_TASK DETAILS:_
Using the data below, copy every line that contains the word "filed".

_EXTRACTED DATA:_
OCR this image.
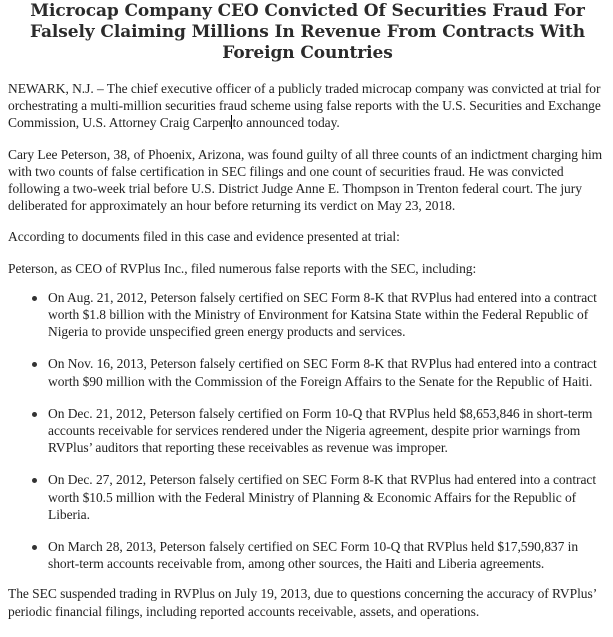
Microcap Company CEO Convicted Of Securities Fraud For Falsely Claiming Millions In Revenue From Contracts With Foreign Countries

NEWARK, N.J. – The chief executive officer of a publicly traded microcap company was convicted at trial for orchestrating a multi-million securities fraud scheme using false reports with the U.S. Securities and Exchange Commission, U.S. Attorney Craig Carpento announced today.

Cary Lee Peterson, 38, of Phoenix, Arizona, was found guilty of all three counts of an indictment charging him with two counts of false certification in SEC filings and one count of securities fraud. He was convicted following a two-week trial before U.S. District Judge Anne E. Thompson in Trenton federal court. The jury deliberated for approximately an hour before returning its verdict on May 23, 2018.

According to documents filed in this case and evidence presented at trial:

Peterson, as CEO of RVPlus Inc., filed numerous false reports with the SEC, including:

On Aug. 21, 2012, Peterson falsely certified on SEC Form 8-K that RVPlus had entered into a contract worth $1.8 billion with the Ministry of Environment for Katsina State within the Federal Republic of Nigeria to provide unspecified green energy products and services.
On Nov. 16, 2013, Peterson falsely certified on SEC Form 8-K that RVPlus had entered into a contract worth $90 million with the Commission of the Foreign Affairs to the Senate for the Republic of Haiti.
On Dec. 21, 2012, Peterson falsely certified on Form 10-Q that RVPlus held $8,653,846 in short-term accounts receivable for services rendered under the Nigeria agreement, despite prior warnings from RVPlus’ auditors that reporting these receivables as revenue was improper.
On Dec. 27, 2012, Peterson falsely certified on SEC Form 8-K that RVPlus had entered into a contract worth $10.5 million with the Federal Ministry of Planning & Economic Affairs for the Republic of Liberia.
On March 28, 2013, Peterson falsely certified on SEC Form 10-Q that RVPlus held $17,590,837 in short-term accounts receivable from, among other sources, the Haiti and Liberia agreements.

The SEC suspended trading in RVPlus on July 19, 2013, due to questions concerning the accuracy of RVPlus’ periodic financial filings, including reported accounts receivable, assets, and operations.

_EXERCISE RESPONSE:_
According to documents filed in this case and evidence presented at trial:
Peterson, as CEO of RVPlus Inc., filed numerous false reports with the SEC, including:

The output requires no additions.